• The task
Repeat the data that follows, word for word, without the images.

begin Provided information

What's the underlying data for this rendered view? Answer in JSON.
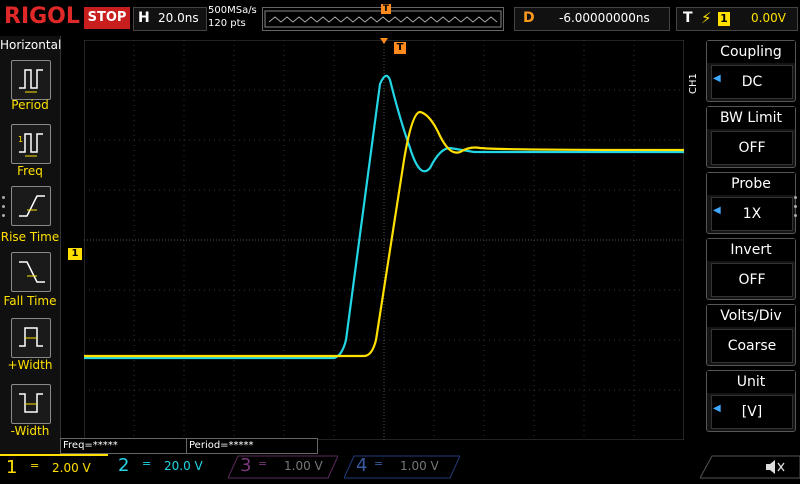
{
  "top": {
    "brand": "RIGOL",
    "run_state": "STOP",
    "timebase_letter": "H",
    "timebase": "20.0ns",
    "sample_rate": "500MSa/s",
    "points": "120 pts",
    "delay_letter": "D",
    "delay": "-6.00000000ns",
    "trigger_letter": "T",
    "trigger_edge": "⚡",
    "trigger_source": "1",
    "trigger_level": "0.00V"
  },
  "left_menu": {
    "title": "Horizontal",
    "items": [
      {
        "label": "Period"
      },
      {
        "label": "Freq"
      },
      {
        "label": "Rise Time"
      },
      {
        "label": "Fall Time"
      },
      {
        "label": "+Width"
      },
      {
        "label": "-Width"
      }
    ]
  },
  "right_menu": {
    "channel_tag": "CH1",
    "items": [
      {
        "title": "Coupling",
        "value": "DC"
      },
      {
        "title": "BW Limit",
        "value": "OFF"
      },
      {
        "title": "Probe",
        "value": "1X"
      },
      {
        "title": "Invert",
        "value": "OFF"
      },
      {
        "title": "Volts/Div",
        "value": "Coarse"
      },
      {
        "title": "Unit",
        "value": "[V]"
      }
    ]
  },
  "markers": {
    "trigger_top": "T",
    "ch1_marker": "1"
  },
  "measurements": {
    "freq": "Freq=*****",
    "period": "Period=*****"
  },
  "channels": [
    {
      "num": "1",
      "coupling": "=",
      "scale": "2.00 V",
      "color": "#ffe000"
    },
    {
      "num": "2",
      "coupling": "=",
      "scale": "20.0 V",
      "color": "#22d6e6"
    },
    {
      "num": "3",
      "coupling": "=",
      "scale": "1.00 V",
      "color": "#c040c0"
    },
    {
      "num": "4",
      "coupling": "=",
      "scale": "1.00 V",
      "color": "#3070ff"
    }
  ],
  "colors": {
    "ch1": "#ffe000",
    "ch2": "#22d6e6",
    "accent_orange": "#ff8a1e",
    "brand_red": "#e02828"
  },
  "icons": {
    "sound": "speaker-muted-icon"
  }
}
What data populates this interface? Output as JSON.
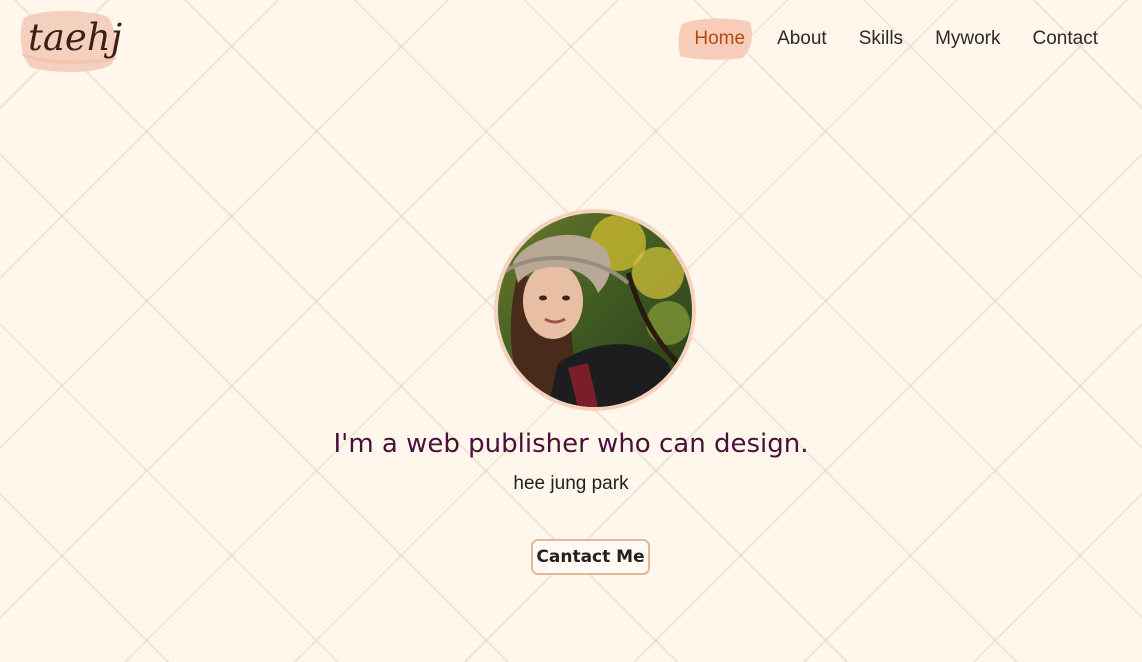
{
  "header": {
    "logo_text": "taehj",
    "nav": [
      {
        "label": "Home",
        "active": true
      },
      {
        "label": "About",
        "active": false
      },
      {
        "label": "Skills",
        "active": false
      },
      {
        "label": "Mywork",
        "active": false
      },
      {
        "label": "Contact",
        "active": false
      }
    ]
  },
  "hero": {
    "headline": "I'm a web publisher who can design.",
    "name": "hee jung park",
    "cta_label": "Cantact Me"
  },
  "colors": {
    "background": "#fff6ec",
    "accent_blob": "#f7cdb9",
    "active_nav": "#b44a14",
    "headline": "#4a103c",
    "avatar_border": "#f5d2bd",
    "button_border": "#e3b894"
  },
  "icons": {
    "avatar": "profile-photo"
  }
}
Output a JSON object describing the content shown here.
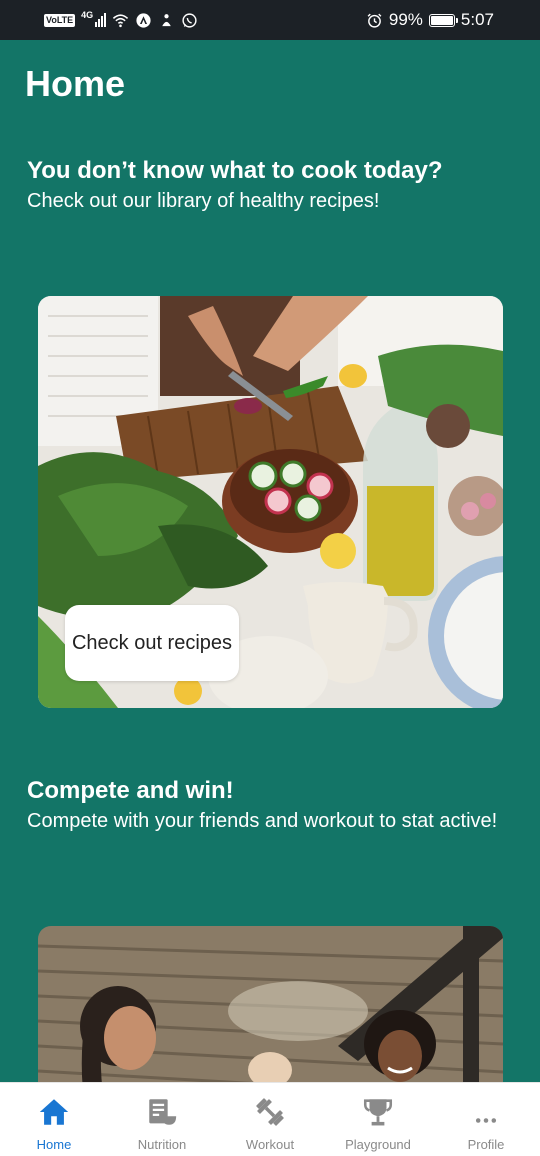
{
  "status_bar": {
    "volte": "VoLTE",
    "network": "4G",
    "battery_percent": "99%",
    "time": "5:07",
    "battery_level": 0.99
  },
  "page": {
    "title": "Home"
  },
  "sections": [
    {
      "title": "You don’t know what to cook today?",
      "subtitle": "Check out our library of healthy recipes!",
      "button_label": "Check out recipes",
      "image_icon": "cooking-photo"
    },
    {
      "title": "Compete and win!",
      "subtitle": "Compete with your friends and workout to stat active!",
      "image_icon": "friends-photo"
    }
  ],
  "nav": {
    "active_color": "#1976d2",
    "inactive_color": "#8a8a8a",
    "items": [
      {
        "label": "Home",
        "icon": "home-icon"
      },
      {
        "label": "Nutrition",
        "icon": "nutrition-icon"
      },
      {
        "label": "Workout",
        "icon": "dumbbell-icon"
      },
      {
        "label": "Playground",
        "icon": "trophy-icon"
      },
      {
        "label": "Profile",
        "icon": "more-icon"
      }
    ]
  },
  "colors": {
    "background": "#137567",
    "status_bar": "#1c2126"
  }
}
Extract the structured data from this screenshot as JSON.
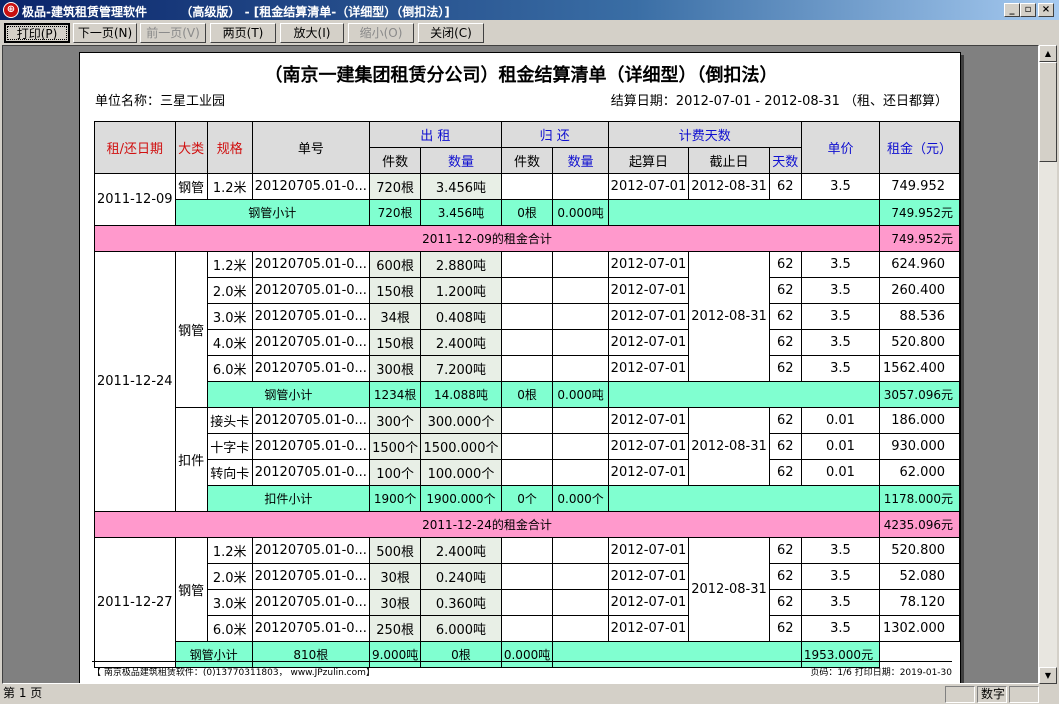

end Provided information

• Response to the task
What's the underlying data for this rendered view? Answer in JSON.
{
  "top": {
    "brand": "RIGOL",
    "run_state": "STOP",
    "timebase_letter": "H",
    "timebase": "20.0ns",
    "sample_rate": "500MSa/s",
    "points": "120 pts",
    "delay_letter": "D",
    "delay": "-6.00000000ns",
    "trigger_letter": "T",
    "trigger_edge": "⚡",
    "trigger_source": "1",
    "trigger_level": "0.00V"
  },
  "left_menu": {
    "title": "Horizontal",
    "items": [
      {
        "label": "Period"
      },
      {
        "label": "Freq"
      },
      {
        "label": "Rise Time"
      },
      {
        "label": "Fall Time"
      },
      {
        "label": "+Width"
      },
      {
        "label": "-Width"
      }
    ]
  },
  "right_menu": {
    "channel_tag": "CH1",
    "items": [
      {
        "title": "Coupling",
        "value": "DC"
      },
      {
        "title": "BW Limit",
        "value": "OFF"
      },
      {
        "title": "Probe",
        "value": "1X"
      },
      {
        "title": "Invert",
        "value": "OFF"
      },
      {
        "title": "Volts/Div",
        "value": "Coarse"
      },
      {
        "title": "Unit",
        "value": "[V]"
      }
    ]
  },
  "markers": {
    "trigger_top": "T",
    "ch1_marker": "1"
  },
  "measurements": {
    "freq": "Freq=*****",
    "period": "Period=*****"
  },
  "channels": [
    {
      "num": "1",
      "coupling": "=",
      "scale": "2.00 V",
      "color": "#ffe000"
    },
    {
      "num": "2",
      "coupling": "=",
      "scale": "20.0 V",
      "color": "#22d6e6"
    },
    {
      "num": "3",
      "coupling": "=",
      "scale": "1.00 V",
      "color": "#c040c0"
    },
    {
      "num": "4",
      "coupling": "=",
      "scale": "1.00 V",
      "color": "#3070ff"
    }
  ],
  "colors": {
    "ch1": "#ffe000",
    "ch2": "#22d6e6",
    "accent_orange": "#ff8a1e",
    "brand_red": "#e02828"
  },
  "icons": {
    "sound": "speaker-muted-icon"
  }
}
What data populates this interface? Output as JSON.
{
  "header": {
    "logo_text": "taehj",
    "nav": [
      {
        "label": "Home",
        "active": true
      },
      {
        "label": "About",
        "active": false
      },
      {
        "label": "Skills",
        "active": false
      },
      {
        "label": "Mywork",
        "active": false
      },
      {
        "label": "Contact",
        "active": false
      }
    ]
  },
  "hero": {
    "headline": "I'm a web publisher who can design.",
    "name": "hee jung park",
    "cta_label": "Cantact Me"
  },
  "colors": {
    "background": "#fff6ec",
    "accent_blob": "#f7cdb9",
    "active_nav": "#b44a14",
    "headline": "#4a103c",
    "avatar_border": "#f5d2bd",
    "button_border": "#e3b894"
  },
  "icons": {
    "avatar": "profile-photo"
  }
}
Output a JSON object describing the content shown here.
{
  "status_bar": {
    "volte": "VoLTE",
    "network": "4G",
    "battery_percent": "99%",
    "time": "5:07",
    "battery_level": 0.99
  },
  "page": {
    "title": "Home"
  },
  "sections": [
    {
      "title": "You don’t know what to cook today?",
      "subtitle": "Check out our library of healthy recipes!",
      "button_label": "Check out recipes",
      "image_icon": "cooking-photo"
    },
    {
      "title": "Compete and win!",
      "subtitle": "Compete with your friends and workout to stat active!",
      "image_icon": "friends-photo"
    }
  ],
  "nav": {
    "active_color": "#1976d2",
    "inactive_color": "#8a8a8a",
    "items": [
      {
        "label": "Home",
        "icon": "home-icon"
      },
      {
        "label": "Nutrition",
        "icon": "nutrition-icon"
      },
      {
        "label": "Workout",
        "icon": "dumbbell-icon"
      },
      {
        "label": "Playground",
        "icon": "trophy-icon"
      },
      {
        "label": "Profile",
        "icon": "more-icon"
      }
    ]
  },
  "colors": {
    "background": "#137567",
    "status_bar": "#1c2126"
  }
}
Extract the structured data from this screenshot as JSON.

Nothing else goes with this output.